> **Aim of the exercise**
Below is a block of records; repeat each one exactly.

--- Begin ---

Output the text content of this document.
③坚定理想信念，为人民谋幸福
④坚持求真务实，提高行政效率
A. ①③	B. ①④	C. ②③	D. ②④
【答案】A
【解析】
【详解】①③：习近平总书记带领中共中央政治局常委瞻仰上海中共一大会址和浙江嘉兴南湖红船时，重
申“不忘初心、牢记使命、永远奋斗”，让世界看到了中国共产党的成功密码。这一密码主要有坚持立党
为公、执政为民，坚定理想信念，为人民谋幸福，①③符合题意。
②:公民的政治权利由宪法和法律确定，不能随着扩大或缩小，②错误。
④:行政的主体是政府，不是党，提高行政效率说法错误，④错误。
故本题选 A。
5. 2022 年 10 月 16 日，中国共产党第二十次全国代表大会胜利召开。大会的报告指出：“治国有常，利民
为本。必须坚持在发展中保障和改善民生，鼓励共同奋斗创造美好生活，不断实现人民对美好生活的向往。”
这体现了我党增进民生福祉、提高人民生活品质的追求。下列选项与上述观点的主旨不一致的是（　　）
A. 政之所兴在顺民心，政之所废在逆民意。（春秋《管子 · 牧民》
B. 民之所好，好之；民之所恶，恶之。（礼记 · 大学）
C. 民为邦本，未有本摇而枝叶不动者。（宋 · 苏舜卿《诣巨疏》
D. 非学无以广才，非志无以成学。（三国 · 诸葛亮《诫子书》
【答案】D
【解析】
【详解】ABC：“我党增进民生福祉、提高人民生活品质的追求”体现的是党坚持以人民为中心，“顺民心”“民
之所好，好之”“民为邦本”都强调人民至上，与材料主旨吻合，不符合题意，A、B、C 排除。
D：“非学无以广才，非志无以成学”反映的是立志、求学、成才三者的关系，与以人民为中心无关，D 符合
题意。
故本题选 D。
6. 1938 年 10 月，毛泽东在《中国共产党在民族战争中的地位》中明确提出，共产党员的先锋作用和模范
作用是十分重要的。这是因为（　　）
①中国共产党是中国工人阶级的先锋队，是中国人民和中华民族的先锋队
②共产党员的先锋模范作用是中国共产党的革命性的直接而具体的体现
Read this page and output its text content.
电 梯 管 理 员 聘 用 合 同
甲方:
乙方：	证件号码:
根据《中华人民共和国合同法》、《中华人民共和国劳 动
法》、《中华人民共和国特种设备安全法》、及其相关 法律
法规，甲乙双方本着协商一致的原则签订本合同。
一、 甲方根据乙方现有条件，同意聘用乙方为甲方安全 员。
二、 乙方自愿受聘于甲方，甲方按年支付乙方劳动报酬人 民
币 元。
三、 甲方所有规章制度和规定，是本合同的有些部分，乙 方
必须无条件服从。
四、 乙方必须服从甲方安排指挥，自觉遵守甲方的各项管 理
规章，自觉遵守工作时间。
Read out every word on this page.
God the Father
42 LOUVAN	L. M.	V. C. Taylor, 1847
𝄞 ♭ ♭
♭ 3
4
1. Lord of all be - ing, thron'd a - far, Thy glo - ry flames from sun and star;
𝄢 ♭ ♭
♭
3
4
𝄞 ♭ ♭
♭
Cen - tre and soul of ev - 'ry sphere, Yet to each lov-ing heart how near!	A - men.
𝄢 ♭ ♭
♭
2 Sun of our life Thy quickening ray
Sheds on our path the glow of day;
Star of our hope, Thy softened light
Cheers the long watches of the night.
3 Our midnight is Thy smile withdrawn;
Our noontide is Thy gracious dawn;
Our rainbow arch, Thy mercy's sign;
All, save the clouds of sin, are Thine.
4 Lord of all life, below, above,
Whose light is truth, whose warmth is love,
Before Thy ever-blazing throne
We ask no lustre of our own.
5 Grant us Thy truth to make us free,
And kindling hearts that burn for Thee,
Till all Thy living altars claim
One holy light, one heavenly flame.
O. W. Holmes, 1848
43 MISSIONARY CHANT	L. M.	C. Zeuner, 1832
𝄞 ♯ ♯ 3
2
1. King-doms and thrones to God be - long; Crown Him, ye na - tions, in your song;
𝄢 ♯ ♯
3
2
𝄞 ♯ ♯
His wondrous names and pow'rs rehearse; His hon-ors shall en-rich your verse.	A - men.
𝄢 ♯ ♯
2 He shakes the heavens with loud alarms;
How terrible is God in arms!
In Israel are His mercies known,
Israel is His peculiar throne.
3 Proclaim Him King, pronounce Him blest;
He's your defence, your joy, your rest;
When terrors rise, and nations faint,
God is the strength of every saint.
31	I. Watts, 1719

--- End ---

> **Result**
Output the text content of this document.
③坚定理想信念，为人民谋幸福
④坚持求真务实，提高行政效率
A. ①③	B. ①④	C. ②③	D. ②④
【答案】A
【解析】
【详解】①③：习近平总书记带领中共中央政治局常委瞻仰上海中共一大会址和浙江嘉兴南湖红船时，重
申“不忘初心、牢记使命、永远奋斗”，让世界看到了中国共产党的成功密码。这一密码主要有坚持立党
为公、执政为民，坚定理想信念，为人民谋幸福，①③符合题意。
②:公民的政治权利由宪法和法律确定，不能随着扩大或缩小，②错误。
④:行政的主体是政府，不是党，提高行政效率说法错误，④错误。
故本题选 A。
5. 2022 年 10 月 16 日，中国共产党第二十次全国代表大会胜利召开。大会的报告指出：“治国有常，利民
为本。必须坚持在发展中保障和改善民生，鼓励共同奋斗创造美好生活，不断实现人民对美好生活的向往。”
这体现了我党增进民生福祉、提高人民生活品质的追求。下列选项与上述观点的主旨不一致的是（　　）
A. 政之所兴在顺民心，政之所废在逆民意。（春秋《管子 · 牧民》
B. 民之所好，好之；民之所恶，恶之。（礼记 · 大学）
C. 民为邦本，未有本摇而枝叶不动者。（宋 · 苏舜卿《诣巨疏》
D. 非学无以广才，非志无以成学。（三国 · 诸葛亮《诫子书》
【答案】D
【解析】
【详解】ABC：“我党增进民生福祉、提高人民生活品质的追求”体现的是党坚持以人民为中心，“顺民心”“民
之所好，好之”“民为邦本”都强调人民至上，与材料主旨吻合，不符合题意，A、B、C 排除。
D：“非学无以广才，非志无以成学”反映的是立志、求学、成才三者的关系，与以人民为中心无关，D 符合
题意。
故本题选 D。
6. 1938 年 10 月，毛泽东在《中国共产党在民族战争中的地位》中明确提出，共产党员的先锋作用和模范
作用是十分重要的。这是因为（　　）
①中国共产党是中国工人阶级的先锋队，是中国人民和中华民族的先锋队
②共产党员的先锋模范作用是中国共产党的革命性的直接而具体的体现
Read this page and output its text content.
电 梯 管 理 员 聘 用 合 同
甲方:
乙方：	证件号码:
根据《中华人民共和国合同法》、《中华人民共和国劳 动
法》、《中华人民共和国特种设备安全法》、及其相关 法律
法规，甲乙双方本着协商一致的原则签订本合同。
一、 甲方根据乙方现有条件，同意聘用乙方为甲方安全 员。
二、 乙方自愿受聘于甲方，甲方按年支付乙方劳动报酬人 民
币 元。
三、 甲方所有规章制度和规定，是本合同的有些部分，乙 方
必须无条件服从。
四、 乙方必须服从甲方安排指挥，自觉遵守甲方的各项管 理
规章，自觉遵守工作时间。
Read out every word on this page.
God the Father
42 LOUVAN	L. M.	V. C. Taylor, 1847
𝄞 ♭ ♭
♭ 3
4
1. Lord of all be - ing, thron'd a - far, Thy glo - ry flames from sun and star;
𝄢 ♭ ♭
♭
3
4
𝄞 ♭ ♭
♭
Cen - tre and soul of ev - 'ry sphere, Yet to each lov-ing heart how near!	A - men.
𝄢 ♭ ♭
♭
2 Sun of our life Thy quickening ray
Sheds on our path the glow of day;
Star of our hope, Thy softened light
Cheers the long watches of the night.
3 Our midnight is Thy smile withdrawn;
Our noontide is Thy gracious dawn;
Our rainbow arch, Thy mercy's sign;
All, save the clouds of sin, are Thine.
4 Lord of all life, below, above,
Whose light is truth, whose warmth is love,
Before Thy ever-blazing throne
We ask no lustre of our own.
5 Grant us Thy truth to make us free,
And kindling hearts that burn for Thee,
Till all Thy living altars claim
One holy light, one heavenly flame.
O. W. Holmes, 1848
43 MISSIONARY CHANT	L. M.	C. Zeuner, 1832
𝄞 ♯ ♯ 3
2
1. King-doms and thrones to God be - long; Crown Him, ye na - tions, in your song;
𝄢 ♯ ♯
3
2
𝄞 ♯ ♯
His wondrous names and pow'rs rehearse; His hon-ors shall en-rich your verse.	A - men.
𝄢 ♯ ♯
2 He shakes the heavens with loud alarms;
How terrible is God in arms!
In Israel are His mercies known,
Israel is His peculiar throne.
3 Proclaim Him King, pronounce Him blest;
He's your defence, your joy, your rest;
When terrors rise, and nations faint,
God is the strength of every saint.
31	I. Watts, 1719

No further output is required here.